(Dataset entries on figures)
>>>

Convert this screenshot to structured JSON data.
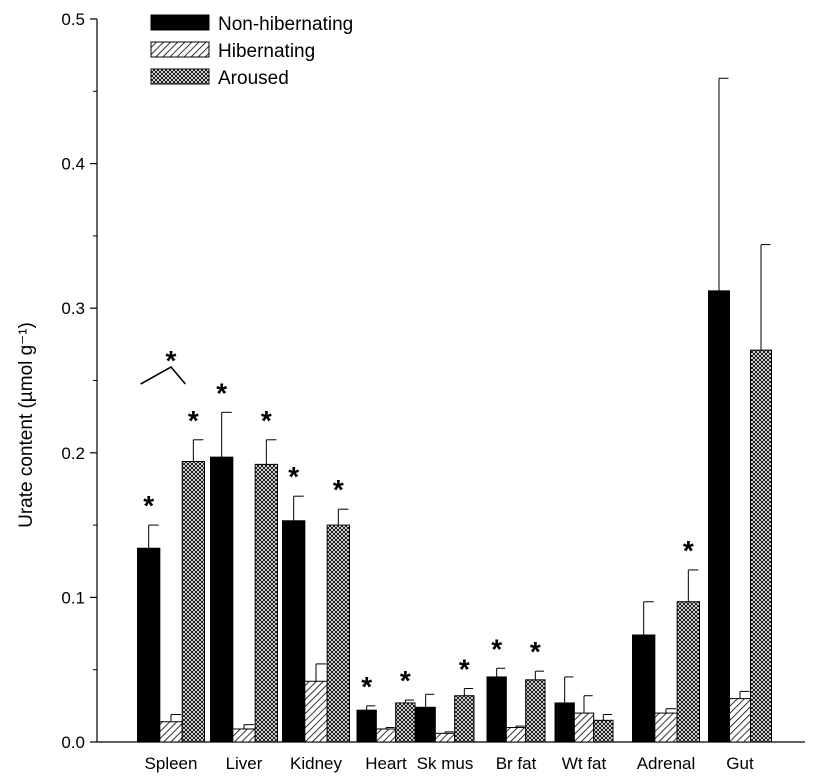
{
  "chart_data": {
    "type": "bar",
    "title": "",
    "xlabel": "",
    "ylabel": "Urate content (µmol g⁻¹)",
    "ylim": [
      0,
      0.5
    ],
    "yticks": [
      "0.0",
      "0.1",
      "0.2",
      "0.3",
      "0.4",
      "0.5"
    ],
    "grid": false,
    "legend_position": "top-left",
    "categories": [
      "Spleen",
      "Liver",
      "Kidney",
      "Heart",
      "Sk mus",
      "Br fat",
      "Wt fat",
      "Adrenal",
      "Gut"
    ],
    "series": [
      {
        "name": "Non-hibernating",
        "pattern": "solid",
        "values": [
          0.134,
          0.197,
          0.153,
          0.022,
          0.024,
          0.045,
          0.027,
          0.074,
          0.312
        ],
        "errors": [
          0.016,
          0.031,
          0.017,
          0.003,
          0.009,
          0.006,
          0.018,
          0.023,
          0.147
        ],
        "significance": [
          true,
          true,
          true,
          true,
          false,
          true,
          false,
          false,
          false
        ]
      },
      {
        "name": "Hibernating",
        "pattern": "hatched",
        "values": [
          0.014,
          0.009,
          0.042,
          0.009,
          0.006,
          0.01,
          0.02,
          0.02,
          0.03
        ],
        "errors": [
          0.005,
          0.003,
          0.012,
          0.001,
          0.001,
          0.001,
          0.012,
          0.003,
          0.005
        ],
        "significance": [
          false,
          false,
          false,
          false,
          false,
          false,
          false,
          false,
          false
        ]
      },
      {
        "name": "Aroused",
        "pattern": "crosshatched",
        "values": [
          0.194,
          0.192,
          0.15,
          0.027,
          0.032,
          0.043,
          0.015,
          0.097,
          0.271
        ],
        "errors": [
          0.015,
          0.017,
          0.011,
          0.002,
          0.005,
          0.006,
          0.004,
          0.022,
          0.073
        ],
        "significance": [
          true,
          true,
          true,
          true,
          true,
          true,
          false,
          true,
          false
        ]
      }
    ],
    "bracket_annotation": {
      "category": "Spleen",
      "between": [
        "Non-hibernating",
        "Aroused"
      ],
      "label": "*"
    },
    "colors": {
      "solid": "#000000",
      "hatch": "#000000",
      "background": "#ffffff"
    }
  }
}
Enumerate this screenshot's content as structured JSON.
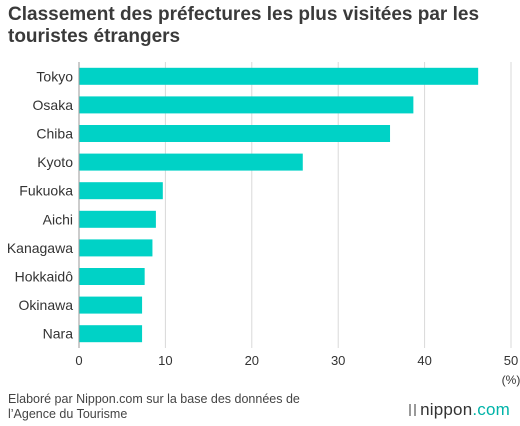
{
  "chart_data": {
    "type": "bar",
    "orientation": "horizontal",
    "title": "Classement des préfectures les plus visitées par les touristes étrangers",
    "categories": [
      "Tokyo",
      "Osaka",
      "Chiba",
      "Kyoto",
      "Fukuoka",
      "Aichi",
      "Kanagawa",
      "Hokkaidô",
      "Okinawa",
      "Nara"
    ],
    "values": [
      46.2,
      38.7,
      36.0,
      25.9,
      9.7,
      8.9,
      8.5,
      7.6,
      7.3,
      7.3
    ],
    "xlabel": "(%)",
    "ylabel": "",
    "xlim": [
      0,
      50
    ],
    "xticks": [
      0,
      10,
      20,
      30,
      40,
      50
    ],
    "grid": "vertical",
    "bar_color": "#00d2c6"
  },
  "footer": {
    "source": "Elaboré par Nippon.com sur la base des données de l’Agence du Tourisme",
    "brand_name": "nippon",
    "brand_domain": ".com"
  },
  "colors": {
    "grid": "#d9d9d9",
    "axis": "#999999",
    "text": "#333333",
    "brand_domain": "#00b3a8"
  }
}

<<<

Which lines hold the word "this"? Return all of them from the records above.

Convert this screenshot to structured JSON data.
Enumerate this screenshot's content as structured JSON.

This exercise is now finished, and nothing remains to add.